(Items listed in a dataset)
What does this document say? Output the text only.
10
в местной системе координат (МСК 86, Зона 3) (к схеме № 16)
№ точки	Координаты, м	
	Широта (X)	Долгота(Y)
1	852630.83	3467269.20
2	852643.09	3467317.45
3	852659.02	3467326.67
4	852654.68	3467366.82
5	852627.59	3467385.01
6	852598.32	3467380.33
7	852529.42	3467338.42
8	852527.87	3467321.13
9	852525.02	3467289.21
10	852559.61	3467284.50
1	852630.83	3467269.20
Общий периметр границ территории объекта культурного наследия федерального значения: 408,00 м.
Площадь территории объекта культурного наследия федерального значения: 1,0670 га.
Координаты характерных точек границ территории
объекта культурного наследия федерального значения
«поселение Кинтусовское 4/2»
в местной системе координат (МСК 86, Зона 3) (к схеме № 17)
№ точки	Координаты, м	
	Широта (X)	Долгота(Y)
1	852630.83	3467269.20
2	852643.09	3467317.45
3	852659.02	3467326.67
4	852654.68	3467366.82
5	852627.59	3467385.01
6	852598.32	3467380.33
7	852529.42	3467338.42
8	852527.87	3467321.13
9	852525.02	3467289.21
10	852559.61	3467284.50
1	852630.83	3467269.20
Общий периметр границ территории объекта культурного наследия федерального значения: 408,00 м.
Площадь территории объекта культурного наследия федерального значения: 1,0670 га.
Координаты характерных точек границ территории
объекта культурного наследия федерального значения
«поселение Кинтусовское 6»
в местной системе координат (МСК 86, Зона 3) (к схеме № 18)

* * *

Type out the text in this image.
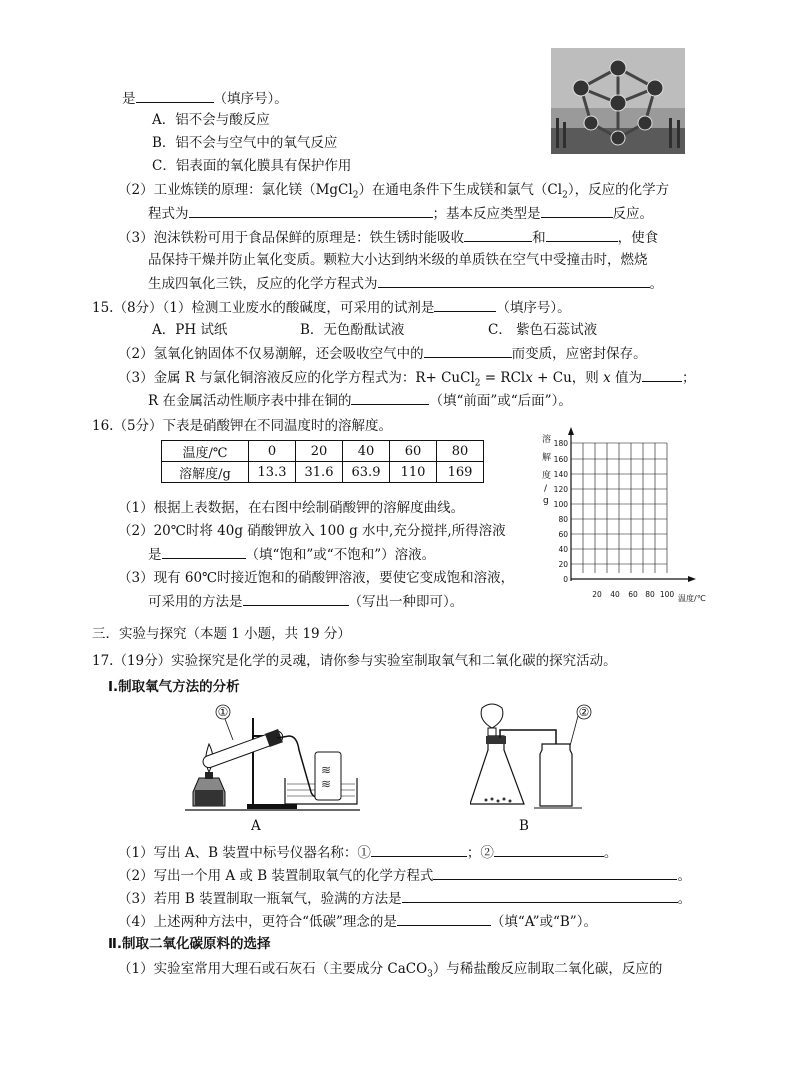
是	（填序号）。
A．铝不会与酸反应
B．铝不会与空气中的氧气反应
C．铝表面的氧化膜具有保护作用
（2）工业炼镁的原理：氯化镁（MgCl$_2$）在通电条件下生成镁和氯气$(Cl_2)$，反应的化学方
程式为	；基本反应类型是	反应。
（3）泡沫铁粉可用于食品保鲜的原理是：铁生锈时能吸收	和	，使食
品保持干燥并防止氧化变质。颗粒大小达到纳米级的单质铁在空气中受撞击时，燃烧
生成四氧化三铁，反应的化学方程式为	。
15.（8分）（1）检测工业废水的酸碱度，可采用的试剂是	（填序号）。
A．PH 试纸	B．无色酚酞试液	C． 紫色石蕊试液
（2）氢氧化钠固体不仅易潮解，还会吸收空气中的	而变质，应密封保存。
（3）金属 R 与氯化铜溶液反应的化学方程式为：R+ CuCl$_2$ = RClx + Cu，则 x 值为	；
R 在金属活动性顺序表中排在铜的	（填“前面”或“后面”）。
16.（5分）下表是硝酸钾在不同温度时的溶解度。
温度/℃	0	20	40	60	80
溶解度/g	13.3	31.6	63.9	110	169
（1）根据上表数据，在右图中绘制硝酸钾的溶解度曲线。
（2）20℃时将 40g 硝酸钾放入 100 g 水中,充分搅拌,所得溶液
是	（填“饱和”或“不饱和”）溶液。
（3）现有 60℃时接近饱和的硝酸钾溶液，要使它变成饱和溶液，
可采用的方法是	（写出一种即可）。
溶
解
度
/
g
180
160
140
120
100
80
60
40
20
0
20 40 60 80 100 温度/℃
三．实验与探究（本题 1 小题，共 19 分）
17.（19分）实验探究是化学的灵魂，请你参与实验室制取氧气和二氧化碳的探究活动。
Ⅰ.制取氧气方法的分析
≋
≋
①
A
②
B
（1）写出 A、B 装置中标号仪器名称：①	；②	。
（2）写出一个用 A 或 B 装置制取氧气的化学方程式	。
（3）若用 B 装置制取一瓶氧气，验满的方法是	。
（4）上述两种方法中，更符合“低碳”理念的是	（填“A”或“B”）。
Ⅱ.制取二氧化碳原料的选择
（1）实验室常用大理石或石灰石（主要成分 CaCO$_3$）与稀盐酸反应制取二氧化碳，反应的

→ **Task description**:
Gather each line in these records that contains the string "this".

→ **Output of the exercise**:
What does this document say? Output the text only.
Type out the text in this image.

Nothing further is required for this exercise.